Write the material out again in full, word for word. Do not include the pictures.

==================================================

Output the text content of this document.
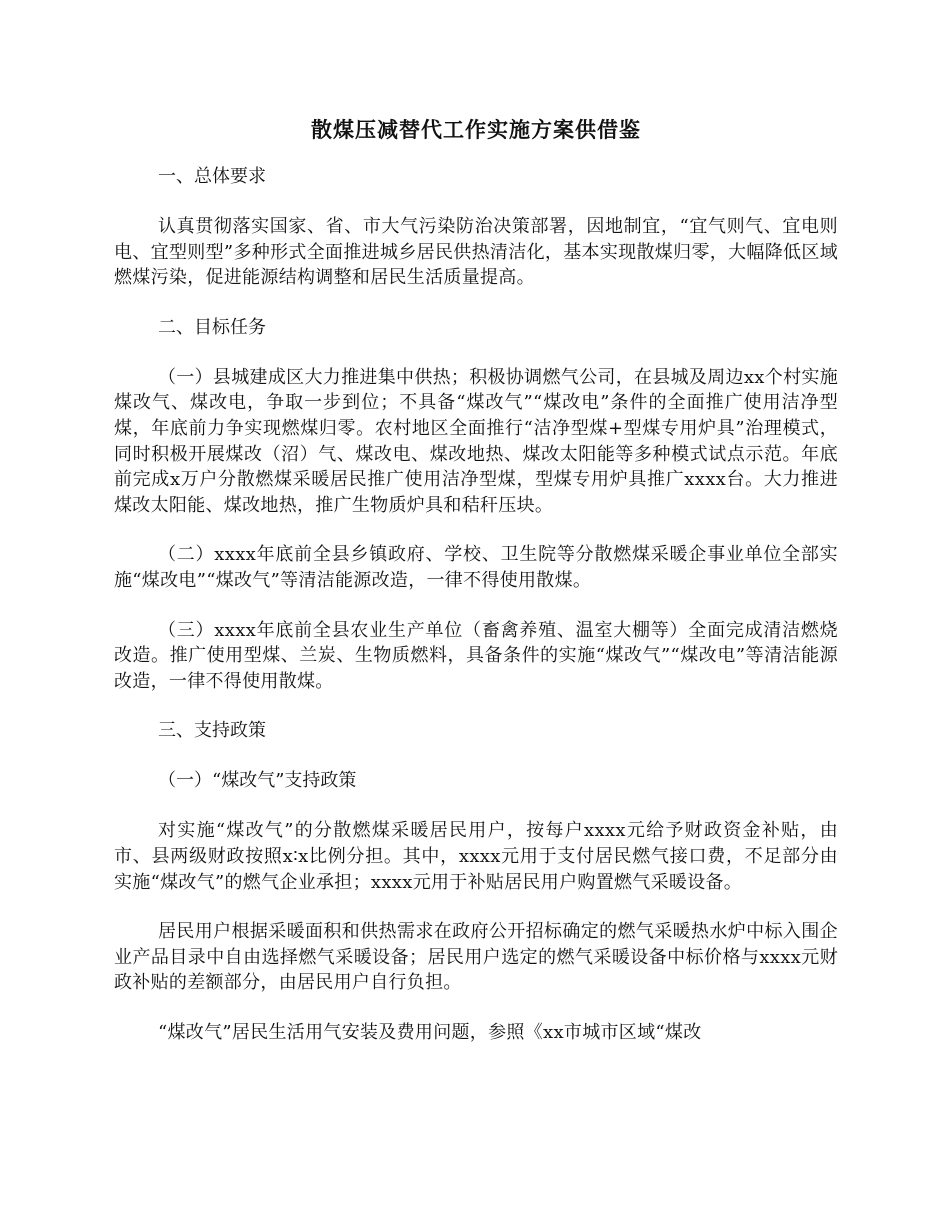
散煤压减替代工作实施方案供借鉴
一、总体要求
认真贯彻落实国家、省、市大气污染防治决策部署，因地制宜，“宜气则气、宜电则电、宜型则型”多种形式全面推进城乡居民供热清洁化，基本实现散煤归零，大幅降低区域燃煤污染，促进能源结构调整和居民生活质量提高。
二、目标任务
（一）县城建成区大力推进集中供热；积极协调燃气公司，在县城及周边xx个村实施煤改气、煤改电，争取一步到位；不具备“煤改气”“煤改电”条件的全面推广使用洁净型煤，年底前力争实现燃煤归零。农村地区全面推行“洁净型煤+型煤专用炉具”治理模式，同时积极开展煤改（沼）气、煤改电、煤改地热、煤改太阳能等多种模式试点示范。年底前完成x万户分散燃煤采暖居民推广使用洁净型煤，型煤专用炉具推广xxxx台。大力推进煤改太阳能、煤改地热，推广生物质炉具和秸秆压块。
（二）xxxx年底前全县乡镇政府、学校、卫生院等分散燃煤采暖企事业单位全部实施“煤改电”“煤改气”等清洁能源改造，一律不得使用散煤。
（三）xxxx年底前全县农业生产单位（畜禽养殖、温室大棚等）全面完成清洁燃烧改造。推广使用型煤、兰炭、生物质燃料，具备条件的实施“煤改气”“煤改电”等清洁能源改造，一律不得使用散煤。
三、支持政策
（一）“煤改气”支持政策
对实施“煤改气”的分散燃煤采暖居民用户，按每户xxxx元给予财政资金补贴，由市、县两级财政按照x∶x比例分担。其中，xxxx元用于支付居民燃气接口费，不足部分由实施“煤改气”的燃气企业承担；xxxx元用于补贴居民用户购置燃气采暖设备。
居民用户根据采暖面积和供热需求在政府公开招标确定的燃气采暖热水炉中标入围企业产品目录中自由选择燃气采暖设备；居民用户选定的燃气采暖设备中标价格与xxxx元财政补贴的差额部分，由居民用户自行负担。
“煤改气”居民生活用气安装及费用问题，参照《xx市城市区域“煤改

==================================================

Answer to the problem:
Output the text content of this document.
散煤压减替代工作实施方案供借鉴
一、总体要求
认真贯彻落实国家、省、市大气污染防治决策部署，因地制宜，“宜气则气、宜电则电、宜型则型”多种形式全面推进城乡居民供热清洁化，基本实现散煤归零，大幅降低区域燃煤污染，促进能源结构调整和居民生活质量提高。
二、目标任务
（一）县城建成区大力推进集中供热；积极协调燃气公司，在县城及周边xx个村实施煤改气、煤改电，争取一步到位；不具备“煤改气”“煤改电”条件的全面推广使用洁净型煤，年底前力争实现燃煤归零。农村地区全面推行“洁净型煤+型煤专用炉具”治理模式，同时积极开展煤改（沼）气、煤改电、煤改地热、煤改太阳能等多种模式试点示范。年底前完成x万户分散燃煤采暖居民推广使用洁净型煤，型煤专用炉具推广xxxx台。大力推进煤改太阳能、煤改地热，推广生物质炉具和秸秆压块。
（二）xxxx年底前全县乡镇政府、学校、卫生院等分散燃煤采暖企事业单位全部实施“煤改电”“煤改气”等清洁能源改造，一律不得使用散煤。
（三）xxxx年底前全县农业生产单位（畜禽养殖、温室大棚等）全面完成清洁燃烧改造。推广使用型煤、兰炭、生物质燃料，具备条件的实施“煤改气”“煤改电”等清洁能源改造，一律不得使用散煤。
三、支持政策
（一）“煤改气”支持政策
对实施“煤改气”的分散燃煤采暖居民用户，按每户xxxx元给予财政资金补贴，由市、县两级财政按照x∶x比例分担。其中，xxxx元用于支付居民燃气接口费，不足部分由实施“煤改气”的燃气企业承担；xxxx元用于补贴居民用户购置燃气采暖设备。
居民用户根据采暖面积和供热需求在政府公开招标确定的燃气采暖热水炉中标入围企业产品目录中自由选择燃气采暖设备；居民用户选定的燃气采暖设备中标价格与xxxx元财政补贴的差额部分，由居民用户自行负担。
“煤改气”居民生活用气安装及费用问题，参照《xx市城市区域“煤改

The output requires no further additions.